--- START Dataset excerpts ---

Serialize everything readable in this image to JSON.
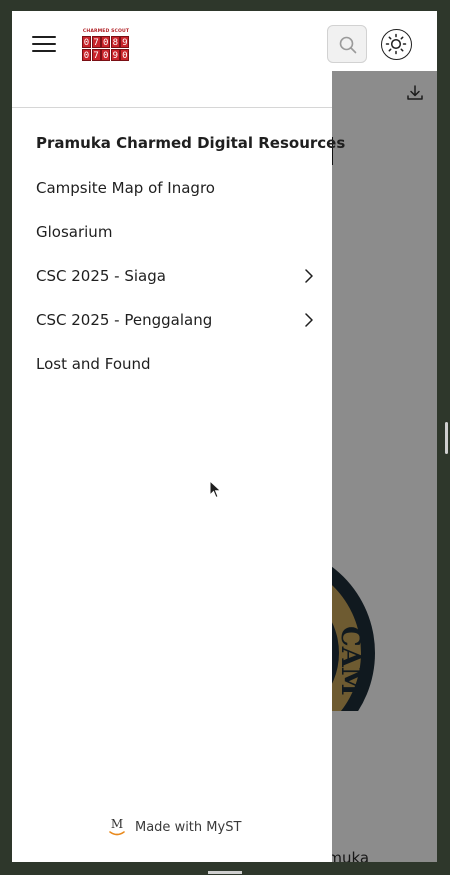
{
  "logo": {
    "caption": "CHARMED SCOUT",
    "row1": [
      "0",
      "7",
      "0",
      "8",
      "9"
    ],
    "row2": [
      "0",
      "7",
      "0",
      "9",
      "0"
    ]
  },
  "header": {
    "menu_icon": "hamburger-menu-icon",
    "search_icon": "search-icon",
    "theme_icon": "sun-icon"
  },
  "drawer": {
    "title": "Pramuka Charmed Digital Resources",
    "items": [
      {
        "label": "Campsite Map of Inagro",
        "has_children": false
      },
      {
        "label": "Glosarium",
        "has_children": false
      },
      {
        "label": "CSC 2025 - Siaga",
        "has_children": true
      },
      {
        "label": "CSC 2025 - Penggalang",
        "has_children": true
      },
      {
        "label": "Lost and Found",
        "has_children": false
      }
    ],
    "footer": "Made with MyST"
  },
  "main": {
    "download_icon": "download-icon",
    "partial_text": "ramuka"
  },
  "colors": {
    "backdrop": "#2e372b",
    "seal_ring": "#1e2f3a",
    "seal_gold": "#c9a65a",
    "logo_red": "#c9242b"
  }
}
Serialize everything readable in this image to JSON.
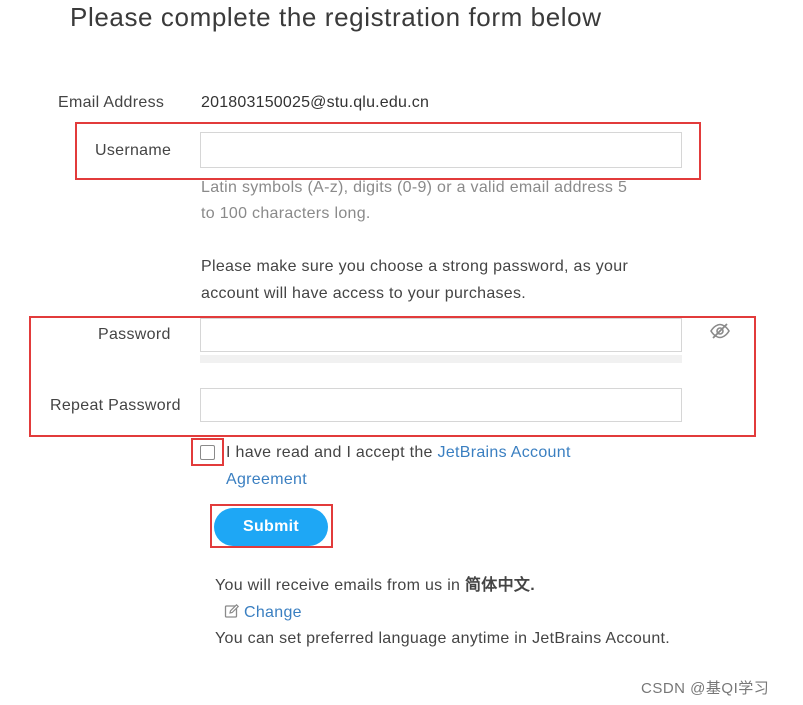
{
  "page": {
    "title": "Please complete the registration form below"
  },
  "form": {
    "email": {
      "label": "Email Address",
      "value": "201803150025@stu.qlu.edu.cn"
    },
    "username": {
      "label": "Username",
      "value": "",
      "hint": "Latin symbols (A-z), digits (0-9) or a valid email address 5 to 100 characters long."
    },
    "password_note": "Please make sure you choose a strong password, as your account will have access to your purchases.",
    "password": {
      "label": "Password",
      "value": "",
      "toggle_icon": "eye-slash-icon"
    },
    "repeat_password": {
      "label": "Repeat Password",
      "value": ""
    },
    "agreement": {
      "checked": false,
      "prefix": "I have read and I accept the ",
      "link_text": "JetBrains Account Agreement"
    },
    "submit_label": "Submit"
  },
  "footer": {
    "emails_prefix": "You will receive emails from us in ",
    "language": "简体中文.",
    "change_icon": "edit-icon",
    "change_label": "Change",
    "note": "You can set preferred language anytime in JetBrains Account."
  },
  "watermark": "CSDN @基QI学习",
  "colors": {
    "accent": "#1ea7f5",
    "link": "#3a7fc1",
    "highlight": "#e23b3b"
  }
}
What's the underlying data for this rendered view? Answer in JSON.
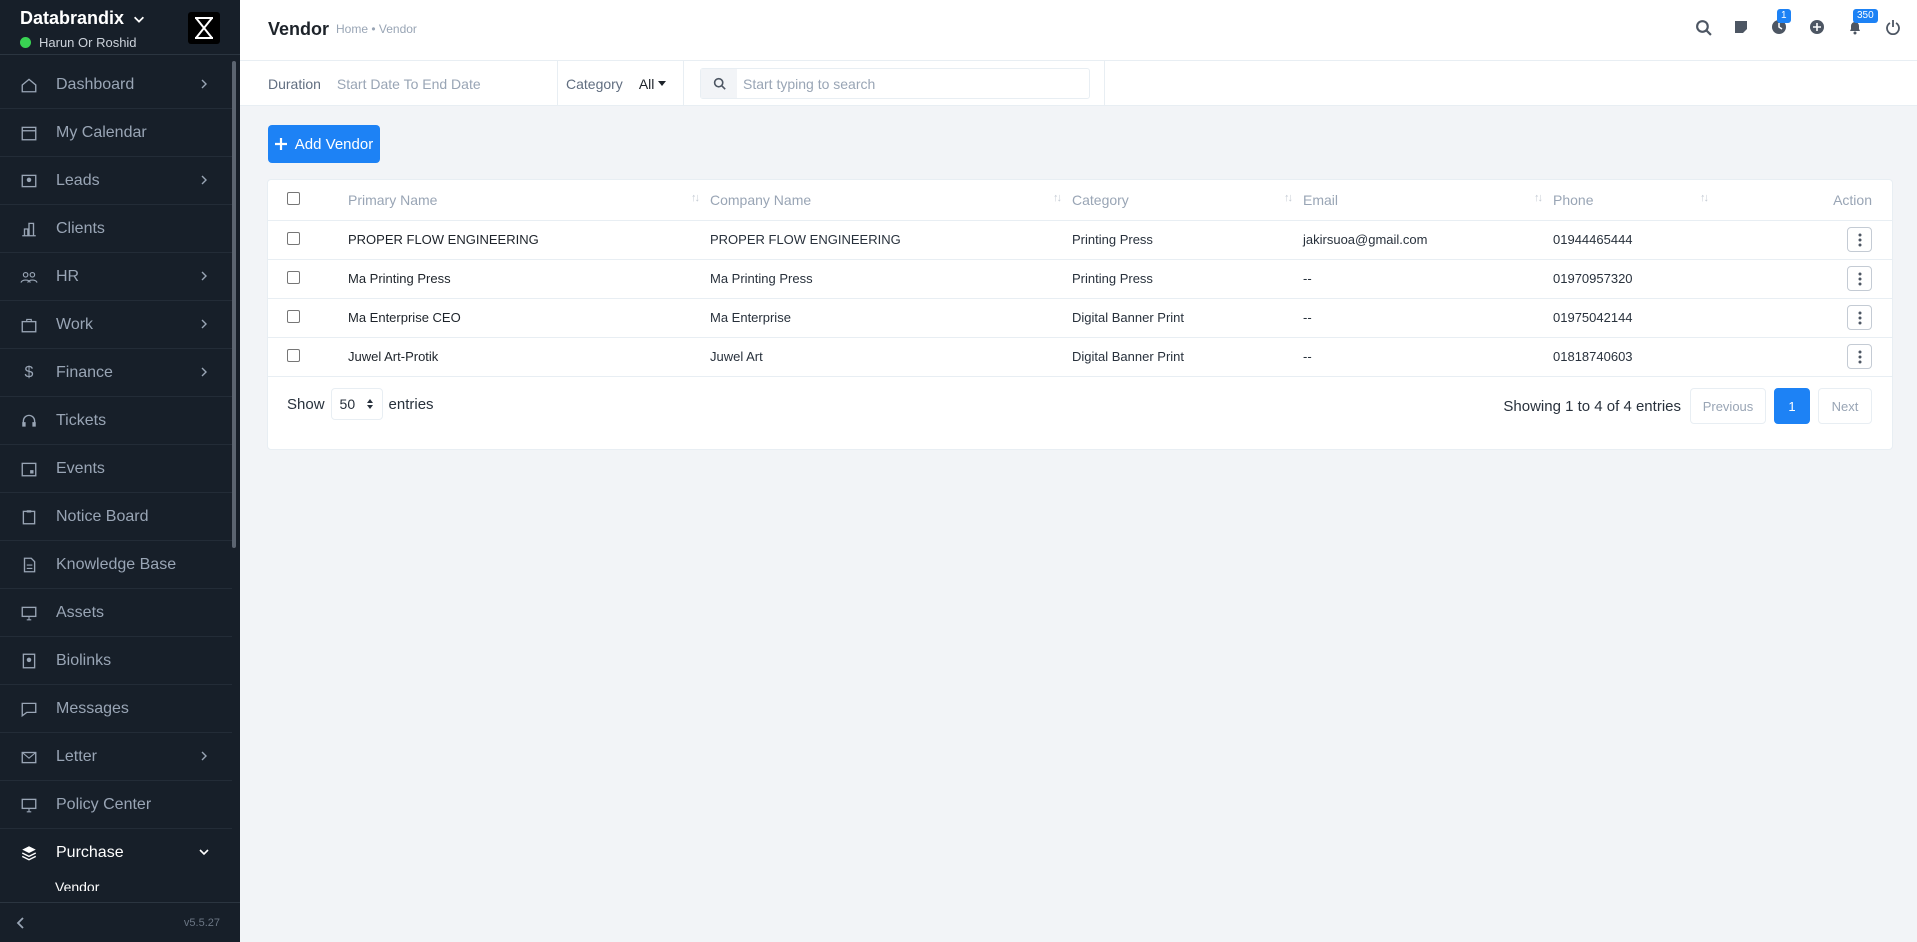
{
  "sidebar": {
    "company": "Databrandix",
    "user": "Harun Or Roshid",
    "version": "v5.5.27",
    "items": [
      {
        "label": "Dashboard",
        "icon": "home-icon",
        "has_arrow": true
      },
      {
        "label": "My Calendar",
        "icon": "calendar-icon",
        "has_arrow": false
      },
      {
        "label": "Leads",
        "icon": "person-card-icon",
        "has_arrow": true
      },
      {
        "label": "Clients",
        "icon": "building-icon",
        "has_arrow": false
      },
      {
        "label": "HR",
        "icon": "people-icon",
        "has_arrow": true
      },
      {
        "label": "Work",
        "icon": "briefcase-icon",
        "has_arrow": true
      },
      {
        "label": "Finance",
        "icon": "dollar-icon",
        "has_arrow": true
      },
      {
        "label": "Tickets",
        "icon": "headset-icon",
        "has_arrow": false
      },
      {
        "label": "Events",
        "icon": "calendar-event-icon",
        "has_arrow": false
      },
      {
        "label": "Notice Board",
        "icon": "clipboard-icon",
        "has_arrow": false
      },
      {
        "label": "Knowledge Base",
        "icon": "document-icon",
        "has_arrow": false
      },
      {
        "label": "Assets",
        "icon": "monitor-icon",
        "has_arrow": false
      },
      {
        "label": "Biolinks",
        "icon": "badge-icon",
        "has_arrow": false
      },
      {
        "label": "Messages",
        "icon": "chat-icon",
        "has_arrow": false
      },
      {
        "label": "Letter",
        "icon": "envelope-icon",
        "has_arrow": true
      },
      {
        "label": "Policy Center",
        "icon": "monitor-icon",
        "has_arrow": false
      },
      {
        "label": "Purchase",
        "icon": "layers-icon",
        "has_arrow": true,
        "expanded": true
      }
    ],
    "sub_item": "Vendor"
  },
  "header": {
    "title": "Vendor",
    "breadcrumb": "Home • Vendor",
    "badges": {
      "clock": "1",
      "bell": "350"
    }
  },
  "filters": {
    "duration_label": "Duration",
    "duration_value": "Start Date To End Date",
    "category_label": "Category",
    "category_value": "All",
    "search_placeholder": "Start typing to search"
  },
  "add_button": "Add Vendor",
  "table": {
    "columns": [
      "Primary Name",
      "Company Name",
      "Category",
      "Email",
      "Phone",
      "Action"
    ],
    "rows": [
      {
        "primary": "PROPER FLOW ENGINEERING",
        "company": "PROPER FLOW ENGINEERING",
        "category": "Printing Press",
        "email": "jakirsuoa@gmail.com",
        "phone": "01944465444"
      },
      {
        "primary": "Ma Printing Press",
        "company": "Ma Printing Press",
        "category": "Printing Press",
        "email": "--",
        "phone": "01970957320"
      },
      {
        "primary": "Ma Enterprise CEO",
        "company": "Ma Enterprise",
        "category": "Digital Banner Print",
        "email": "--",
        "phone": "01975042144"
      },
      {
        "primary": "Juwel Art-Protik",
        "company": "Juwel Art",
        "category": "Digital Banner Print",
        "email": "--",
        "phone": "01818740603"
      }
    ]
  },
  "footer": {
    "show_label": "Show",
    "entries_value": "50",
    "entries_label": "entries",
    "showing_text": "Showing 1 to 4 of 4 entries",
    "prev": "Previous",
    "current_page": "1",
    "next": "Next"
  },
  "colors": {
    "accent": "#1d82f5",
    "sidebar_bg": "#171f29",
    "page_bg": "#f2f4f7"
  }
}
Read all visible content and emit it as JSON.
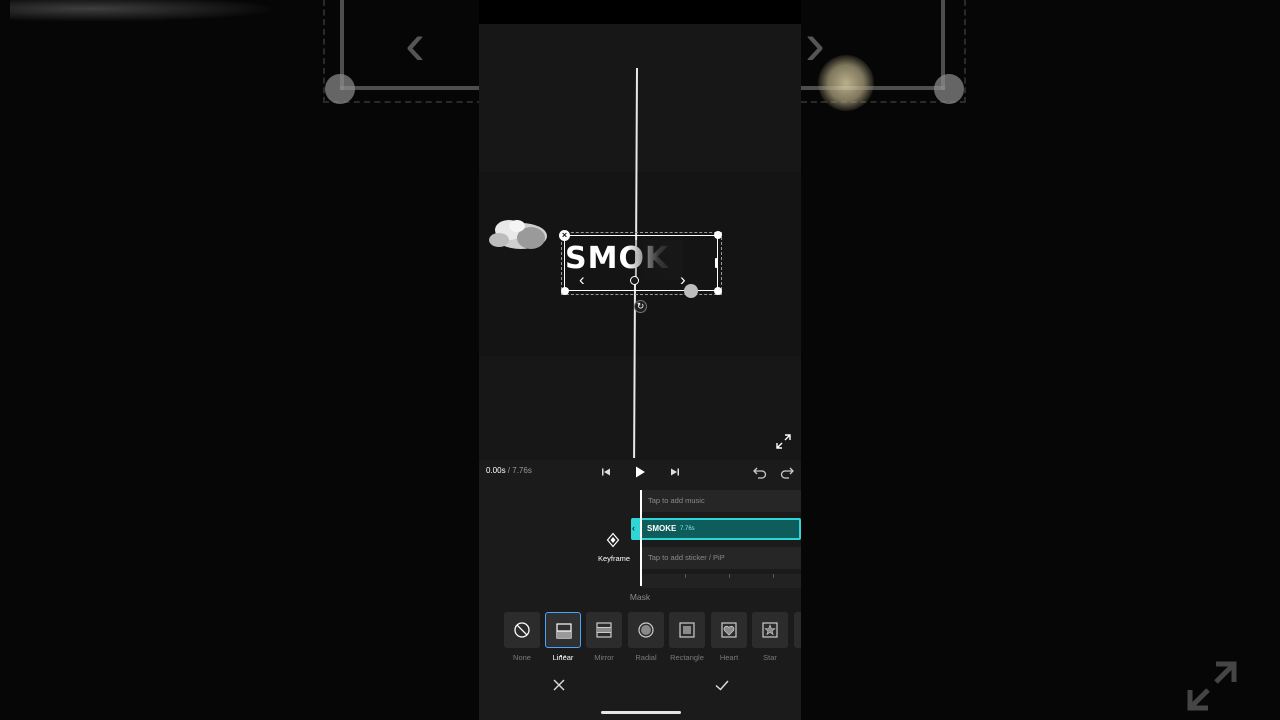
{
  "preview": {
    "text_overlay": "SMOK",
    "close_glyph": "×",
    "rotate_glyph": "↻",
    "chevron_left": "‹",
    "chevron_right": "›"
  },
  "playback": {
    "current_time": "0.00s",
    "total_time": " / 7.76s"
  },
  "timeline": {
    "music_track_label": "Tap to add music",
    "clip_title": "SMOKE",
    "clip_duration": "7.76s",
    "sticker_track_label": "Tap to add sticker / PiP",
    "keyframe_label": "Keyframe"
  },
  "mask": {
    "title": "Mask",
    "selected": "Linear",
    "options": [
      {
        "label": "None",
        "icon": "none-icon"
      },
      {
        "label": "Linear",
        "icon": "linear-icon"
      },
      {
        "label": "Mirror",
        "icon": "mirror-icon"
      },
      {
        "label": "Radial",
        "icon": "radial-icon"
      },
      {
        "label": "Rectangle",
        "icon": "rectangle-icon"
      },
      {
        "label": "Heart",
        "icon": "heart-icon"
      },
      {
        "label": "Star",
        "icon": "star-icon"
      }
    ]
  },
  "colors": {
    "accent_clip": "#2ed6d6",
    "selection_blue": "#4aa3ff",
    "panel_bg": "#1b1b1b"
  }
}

--- END Dataset excerpts ---

**Task brief**
From the line containing "Read all visible content and emit it as JSON." through the end of the entries, quote each line exactly and nothing else, excluding all pictures.

**Output**
Read all visible content and emit it as JSON.
{
  "preview": {
    "text_overlay": "SMOK",
    "close_glyph": "×",
    "rotate_glyph": "↻",
    "chevron_left": "‹",
    "chevron_right": "›"
  },
  "playback": {
    "current_time": "0.00s",
    "total_time": " / 7.76s"
  },
  "timeline": {
    "music_track_label": "Tap to add music",
    "clip_title": "SMOKE",
    "clip_duration": "7.76s",
    "sticker_track_label": "Tap to add sticker / PiP",
    "keyframe_label": "Keyframe"
  },
  "mask": {
    "title": "Mask",
    "selected": "Linear",
    "options": [
      {
        "label": "None",
        "icon": "none-icon"
      },
      {
        "label": "Linear",
        "icon": "linear-icon"
      },
      {
        "label": "Mirror",
        "icon": "mirror-icon"
      },
      {
        "label": "Radial",
        "icon": "radial-icon"
      },
      {
        "label": "Rectangle",
        "icon": "rectangle-icon"
      },
      {
        "label": "Heart",
        "icon": "heart-icon"
      },
      {
        "label": "Star",
        "icon": "star-icon"
      }
    ]
  },
  "colors": {
    "accent_clip": "#2ed6d6",
    "selection_blue": "#4aa3ff",
    "panel_bg": "#1b1b1b"
  }
}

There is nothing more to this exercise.